**Written exercise:**
Go through the entries below and retype them exactly, omitting each picture.

[start]

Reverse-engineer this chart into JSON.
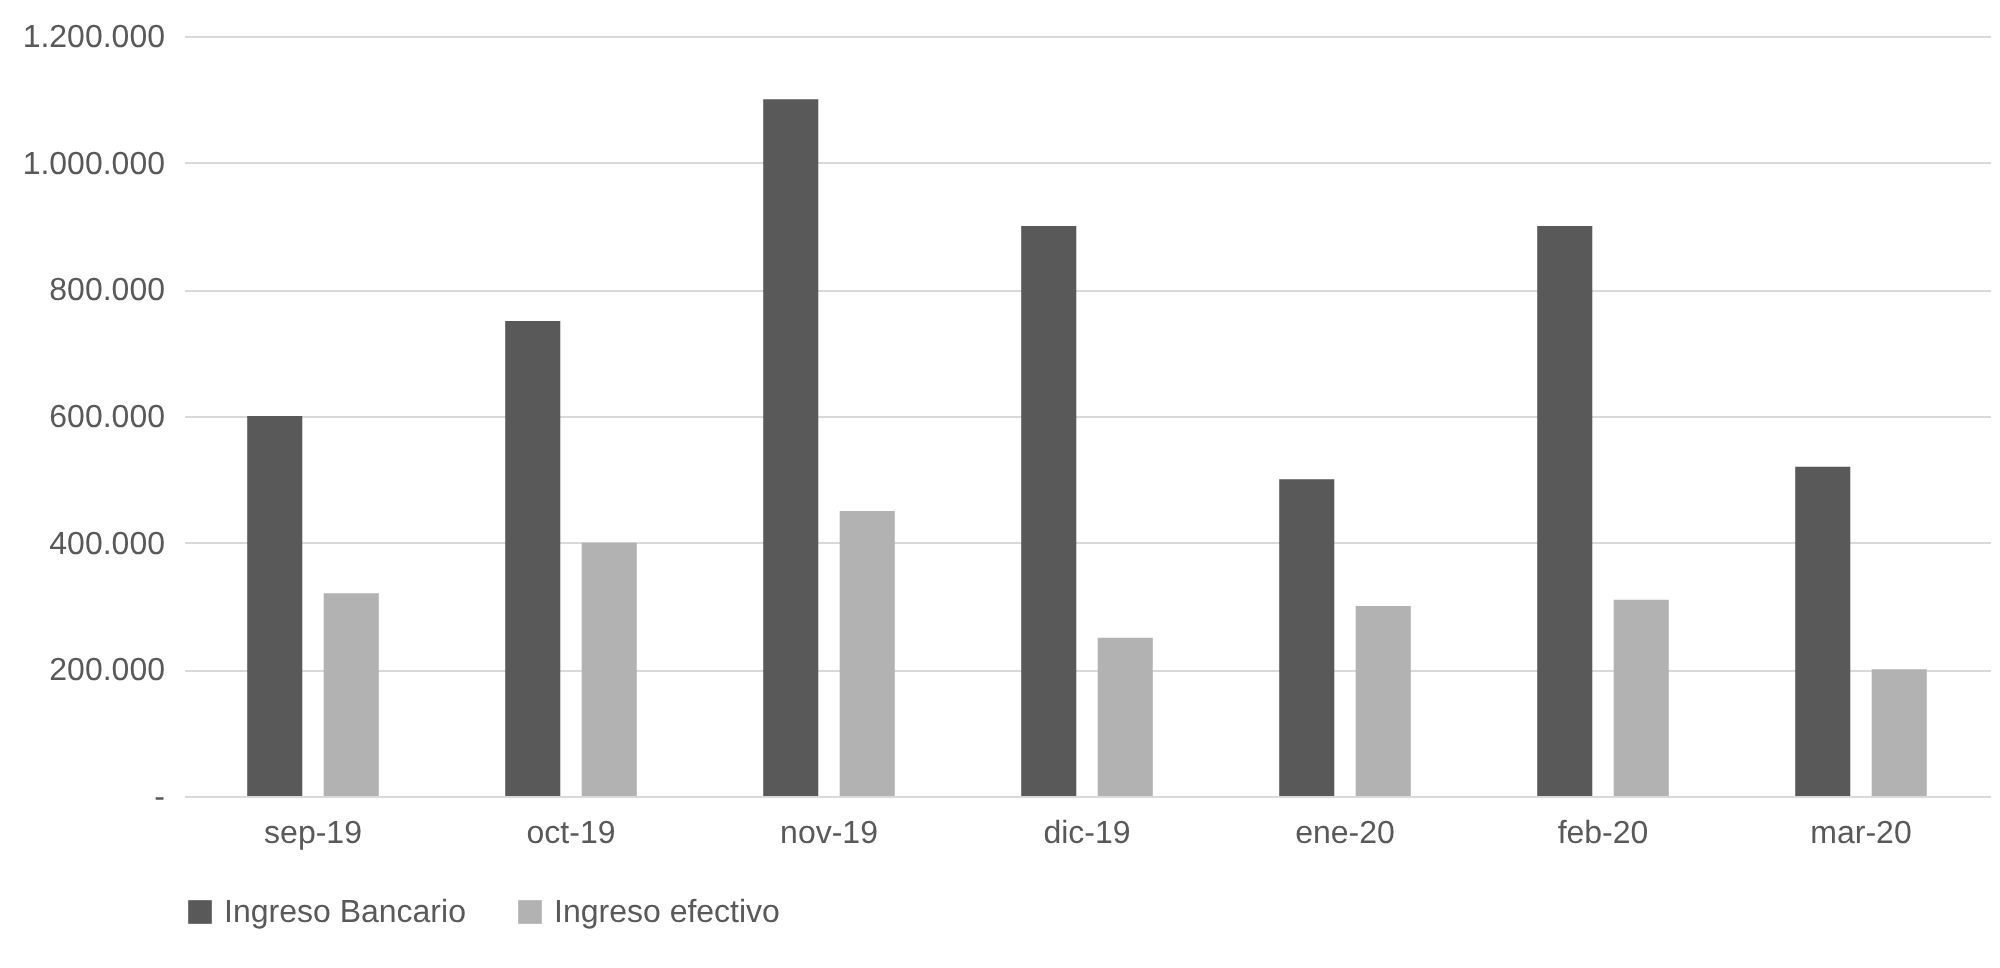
{
  "chart_data": {
    "type": "bar",
    "categories": [
      "sep-19",
      "oct-19",
      "nov-19",
      "dic-19",
      "ene-20",
      "feb-20",
      "mar-20"
    ],
    "series": [
      {
        "name": "Ingreso Bancario",
        "color": "#595959",
        "values": [
          600000,
          750000,
          1100000,
          900000,
          500000,
          900000,
          520000
        ]
      },
      {
        "name": "Ingreso efectivo",
        "color": "#b2b2b2",
        "values": [
          320000,
          400000,
          450000,
          250000,
          300000,
          310000,
          200000
        ]
      }
    ],
    "ylim": [
      0,
      1200000
    ],
    "yticks": [
      {
        "value": 0,
        "label": "-"
      },
      {
        "value": 200000,
        "label": "200.000"
      },
      {
        "value": 400000,
        "label": "400.000"
      },
      {
        "value": 600000,
        "label": "600.000"
      },
      {
        "value": 800000,
        "label": "800.000"
      },
      {
        "value": 1000000,
        "label": "1.000.000"
      },
      {
        "value": 1200000,
        "label": "1.200.000"
      }
    ],
    "grid": "y",
    "legend": "bottom"
  }
}
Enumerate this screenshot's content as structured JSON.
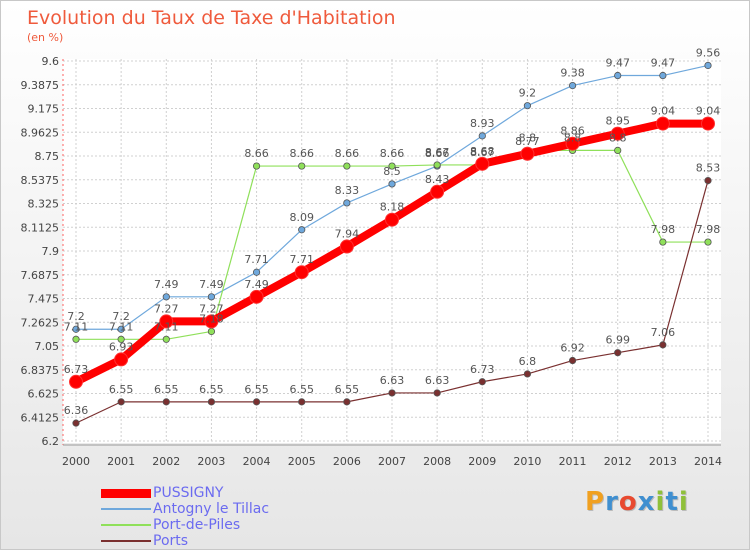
{
  "chart_data": {
    "type": "line",
    "title": "Evolution du Taux de Taxe d'Habitation",
    "subtitle": "(en %)",
    "x": [
      "2000",
      "2001",
      "2002",
      "2003",
      "2004",
      "2005",
      "2006",
      "2007",
      "2008",
      "2009",
      "2010",
      "2011",
      "2012",
      "2013",
      "2014"
    ],
    "ylim": [
      6.2,
      9.6
    ],
    "yticks": [
      "6.2",
      "6.4125",
      "6.625",
      "6.8375",
      "7.05",
      "7.2625",
      "7.475",
      "7.6875",
      "7.9",
      "8.1125",
      "8.325",
      "8.5375",
      "8.75",
      "8.9625",
      "9.175",
      "9.3875",
      "9.6"
    ],
    "grid": true,
    "legend_position": "bottom-left",
    "series": [
      {
        "name": "PUSSIGNY",
        "color": "#ff0000",
        "values": [
          6.73,
          6.93,
          7.27,
          7.27,
          7.49,
          7.71,
          7.94,
          8.18,
          8.43,
          8.68,
          8.77,
          8.86,
          8.95,
          9.04,
          9.04
        ]
      },
      {
        "name": "Antogny le Tillac",
        "color": "#6fa8dc",
        "values": [
          7.2,
          7.2,
          7.49,
          7.49,
          7.71,
          8.09,
          8.33,
          8.5,
          8.66,
          8.93,
          9.2,
          9.38,
          9.47,
          9.47,
          9.56
        ]
      },
      {
        "name": "Port-de-Piles",
        "color": "#8fe05a",
        "values": [
          7.11,
          7.11,
          7.11,
          7.18,
          8.66,
          8.66,
          8.66,
          8.66,
          8.67,
          8.67,
          8.8,
          8.8,
          8.8,
          7.98,
          7.98
        ]
      },
      {
        "name": "Ports",
        "color": "#7a3030",
        "values": [
          6.36,
          6.55,
          6.55,
          6.55,
          6.55,
          6.55,
          6.55,
          6.63,
          6.63,
          6.73,
          6.8,
          6.92,
          6.99,
          7.06,
          8.53
        ]
      }
    ]
  },
  "brand": {
    "letters": [
      "P",
      "r",
      "o",
      "x",
      "i",
      "t",
      "i"
    ]
  }
}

[end]

**Exercise answer:**
Reverse-engineer this chart into JSON.
{
  "chart_data": {
    "type": "bar",
    "categories": [
      "sep-19",
      "oct-19",
      "nov-19",
      "dic-19",
      "ene-20",
      "feb-20",
      "mar-20"
    ],
    "series": [
      {
        "name": "Ingreso Bancario",
        "color": "#595959",
        "values": [
          600000,
          750000,
          1100000,
          900000,
          500000,
          900000,
          520000
        ]
      },
      {
        "name": "Ingreso efectivo",
        "color": "#b2b2b2",
        "values": [
          320000,
          400000,
          450000,
          250000,
          300000,
          310000,
          200000
        ]
      }
    ],
    "ylim": [
      0,
      1200000
    ],
    "yticks": [
      {
        "value": 0,
        "label": "-"
      },
      {
        "value": 200000,
        "label": "200.000"
      },
      {
        "value": 400000,
        "label": "400.000"
      },
      {
        "value": 600000,
        "label": "600.000"
      },
      {
        "value": 800000,
        "label": "800.000"
      },
      {
        "value": 1000000,
        "label": "1.000.000"
      },
      {
        "value": 1200000,
        "label": "1.200.000"
      }
    ],
    "grid": "y",
    "legend": "bottom"
  }
}
Enumerate this screenshot's content as structured JSON.
{
  "chart_data": {
    "type": "line",
    "title": "Evolution du Taux de Taxe d'Habitation",
    "subtitle": "(en %)",
    "x": [
      "2000",
      "2001",
      "2002",
      "2003",
      "2004",
      "2005",
      "2006",
      "2007",
      "2008",
      "2009",
      "2010",
      "2011",
      "2012",
      "2013",
      "2014"
    ],
    "ylim": [
      6.2,
      9.6
    ],
    "yticks": [
      "6.2",
      "6.4125",
      "6.625",
      "6.8375",
      "7.05",
      "7.2625",
      "7.475",
      "7.6875",
      "7.9",
      "8.1125",
      "8.325",
      "8.5375",
      "8.75",
      "8.9625",
      "9.175",
      "9.3875",
      "9.6"
    ],
    "grid": true,
    "legend_position": "bottom-left",
    "series": [
      {
        "name": "PUSSIGNY",
        "color": "#ff0000",
        "values": [
          6.73,
          6.93,
          7.27,
          7.27,
          7.49,
          7.71,
          7.94,
          8.18,
          8.43,
          8.68,
          8.77,
          8.86,
          8.95,
          9.04,
          9.04
        ]
      },
      {
        "name": "Antogny le Tillac",
        "color": "#6fa8dc",
        "values": [
          7.2,
          7.2,
          7.49,
          7.49,
          7.71,
          8.09,
          8.33,
          8.5,
          8.66,
          8.93,
          9.2,
          9.38,
          9.47,
          9.47,
          9.56
        ]
      },
      {
        "name": "Port-de-Piles",
        "color": "#8fe05a",
        "values": [
          7.11,
          7.11,
          7.11,
          7.18,
          8.66,
          8.66,
          8.66,
          8.66,
          8.67,
          8.67,
          8.8,
          8.8,
          8.8,
          7.98,
          7.98
        ]
      },
      {
        "name": "Ports",
        "color": "#7a3030",
        "values": [
          6.36,
          6.55,
          6.55,
          6.55,
          6.55,
          6.55,
          6.55,
          6.63,
          6.63,
          6.73,
          6.8,
          6.92,
          6.99,
          7.06,
          8.53
        ]
      }
    ]
  },
  "brand": {
    "letters": [
      "P",
      "r",
      "o",
      "x",
      "i",
      "t",
      "i"
    ]
  }
}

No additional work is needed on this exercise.